WORK TO DO =>
List all lines of the data containing the word "name".

MATERIAL PROVIDED =>
########################################
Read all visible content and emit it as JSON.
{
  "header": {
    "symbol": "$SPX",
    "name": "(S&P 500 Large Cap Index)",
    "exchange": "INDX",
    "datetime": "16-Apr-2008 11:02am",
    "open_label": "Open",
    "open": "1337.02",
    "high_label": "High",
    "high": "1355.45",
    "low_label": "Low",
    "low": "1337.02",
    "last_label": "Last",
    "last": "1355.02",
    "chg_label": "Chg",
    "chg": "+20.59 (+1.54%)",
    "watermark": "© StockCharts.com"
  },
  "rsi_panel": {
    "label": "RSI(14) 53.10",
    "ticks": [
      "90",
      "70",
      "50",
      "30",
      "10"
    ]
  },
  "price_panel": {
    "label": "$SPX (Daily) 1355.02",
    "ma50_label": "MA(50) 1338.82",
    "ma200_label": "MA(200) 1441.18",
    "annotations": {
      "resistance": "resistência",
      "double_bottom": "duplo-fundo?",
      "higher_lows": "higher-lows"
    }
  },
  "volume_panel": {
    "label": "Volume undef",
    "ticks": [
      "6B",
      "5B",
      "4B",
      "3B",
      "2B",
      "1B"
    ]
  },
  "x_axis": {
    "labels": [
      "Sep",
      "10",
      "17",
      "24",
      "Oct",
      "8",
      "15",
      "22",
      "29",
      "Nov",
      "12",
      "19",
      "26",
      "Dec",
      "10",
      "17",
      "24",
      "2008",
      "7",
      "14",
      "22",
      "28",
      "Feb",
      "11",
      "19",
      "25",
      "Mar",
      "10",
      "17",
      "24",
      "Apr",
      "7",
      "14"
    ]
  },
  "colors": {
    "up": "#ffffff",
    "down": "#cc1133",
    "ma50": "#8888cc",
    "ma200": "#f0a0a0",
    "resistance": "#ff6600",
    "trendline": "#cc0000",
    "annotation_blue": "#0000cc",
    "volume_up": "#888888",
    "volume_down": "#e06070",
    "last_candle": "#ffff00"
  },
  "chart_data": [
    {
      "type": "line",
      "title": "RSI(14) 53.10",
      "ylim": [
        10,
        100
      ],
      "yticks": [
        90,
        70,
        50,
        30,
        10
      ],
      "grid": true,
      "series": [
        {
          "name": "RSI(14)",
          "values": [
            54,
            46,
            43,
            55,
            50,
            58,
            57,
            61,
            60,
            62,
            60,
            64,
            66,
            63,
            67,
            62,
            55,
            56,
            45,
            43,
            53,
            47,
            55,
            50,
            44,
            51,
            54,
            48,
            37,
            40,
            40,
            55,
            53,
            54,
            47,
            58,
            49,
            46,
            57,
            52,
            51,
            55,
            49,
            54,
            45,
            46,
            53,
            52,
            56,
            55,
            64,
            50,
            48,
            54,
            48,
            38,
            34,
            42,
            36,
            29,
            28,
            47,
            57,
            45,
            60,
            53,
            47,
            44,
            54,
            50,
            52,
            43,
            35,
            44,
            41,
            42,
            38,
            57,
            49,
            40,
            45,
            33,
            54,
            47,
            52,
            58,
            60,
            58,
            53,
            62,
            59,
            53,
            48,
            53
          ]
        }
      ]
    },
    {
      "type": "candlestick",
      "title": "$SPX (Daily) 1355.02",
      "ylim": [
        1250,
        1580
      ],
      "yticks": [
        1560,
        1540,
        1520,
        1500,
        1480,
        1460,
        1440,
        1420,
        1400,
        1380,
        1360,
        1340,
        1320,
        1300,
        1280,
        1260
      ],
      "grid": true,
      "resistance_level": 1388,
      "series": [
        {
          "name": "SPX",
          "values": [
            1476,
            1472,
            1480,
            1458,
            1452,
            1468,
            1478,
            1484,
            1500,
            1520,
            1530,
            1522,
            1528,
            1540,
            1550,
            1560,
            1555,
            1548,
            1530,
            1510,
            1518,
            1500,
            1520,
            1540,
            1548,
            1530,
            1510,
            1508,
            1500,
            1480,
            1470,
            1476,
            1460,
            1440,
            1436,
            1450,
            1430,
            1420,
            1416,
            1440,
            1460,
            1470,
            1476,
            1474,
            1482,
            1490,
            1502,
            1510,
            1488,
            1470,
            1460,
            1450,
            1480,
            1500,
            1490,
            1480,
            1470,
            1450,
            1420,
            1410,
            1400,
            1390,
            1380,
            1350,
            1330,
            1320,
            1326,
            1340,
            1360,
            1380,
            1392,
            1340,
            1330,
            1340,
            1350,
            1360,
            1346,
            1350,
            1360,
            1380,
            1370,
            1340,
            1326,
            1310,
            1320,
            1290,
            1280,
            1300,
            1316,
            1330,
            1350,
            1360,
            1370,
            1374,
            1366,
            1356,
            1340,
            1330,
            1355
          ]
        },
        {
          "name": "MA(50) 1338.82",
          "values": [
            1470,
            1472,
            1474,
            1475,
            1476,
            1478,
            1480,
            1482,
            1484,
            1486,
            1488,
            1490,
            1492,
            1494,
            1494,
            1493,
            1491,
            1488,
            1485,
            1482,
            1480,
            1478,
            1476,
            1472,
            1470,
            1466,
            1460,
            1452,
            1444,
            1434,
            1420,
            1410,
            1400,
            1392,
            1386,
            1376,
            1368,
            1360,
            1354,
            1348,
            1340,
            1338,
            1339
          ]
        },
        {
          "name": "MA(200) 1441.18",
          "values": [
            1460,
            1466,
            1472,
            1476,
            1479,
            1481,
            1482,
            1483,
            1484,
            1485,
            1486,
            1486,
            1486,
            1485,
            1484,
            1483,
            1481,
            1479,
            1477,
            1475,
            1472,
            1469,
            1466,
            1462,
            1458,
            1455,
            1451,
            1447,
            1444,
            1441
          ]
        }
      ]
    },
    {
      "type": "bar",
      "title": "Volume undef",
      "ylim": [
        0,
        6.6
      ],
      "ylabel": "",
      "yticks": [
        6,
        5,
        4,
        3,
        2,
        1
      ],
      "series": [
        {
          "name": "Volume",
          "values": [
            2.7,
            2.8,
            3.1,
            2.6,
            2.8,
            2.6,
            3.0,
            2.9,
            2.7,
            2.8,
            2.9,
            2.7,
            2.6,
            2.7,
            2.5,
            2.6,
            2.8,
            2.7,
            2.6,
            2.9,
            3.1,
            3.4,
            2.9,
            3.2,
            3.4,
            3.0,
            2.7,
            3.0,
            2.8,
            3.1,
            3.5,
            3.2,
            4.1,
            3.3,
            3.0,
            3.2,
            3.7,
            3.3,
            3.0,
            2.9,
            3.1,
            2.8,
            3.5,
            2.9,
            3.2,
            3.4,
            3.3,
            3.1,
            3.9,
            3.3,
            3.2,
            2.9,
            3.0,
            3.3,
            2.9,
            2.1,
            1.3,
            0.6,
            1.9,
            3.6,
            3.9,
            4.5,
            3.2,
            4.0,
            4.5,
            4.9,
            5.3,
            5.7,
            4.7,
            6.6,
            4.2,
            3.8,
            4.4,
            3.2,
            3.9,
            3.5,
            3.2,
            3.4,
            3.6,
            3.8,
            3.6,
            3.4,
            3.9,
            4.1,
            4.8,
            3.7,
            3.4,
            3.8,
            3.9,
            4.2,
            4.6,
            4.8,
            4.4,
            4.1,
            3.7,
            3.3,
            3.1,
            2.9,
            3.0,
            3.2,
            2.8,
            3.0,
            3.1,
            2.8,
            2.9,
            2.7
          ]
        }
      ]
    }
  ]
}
########################################
EXERCISE RESPONSE =>
    "name": "(S&P 500 Large Cap Index)",
          "name": "RSI(14)",
          "name": "SPX",
          "name": "MA(50) 1338.82",
          "name": "MA(200) 1441.18",
          "name": "Volume",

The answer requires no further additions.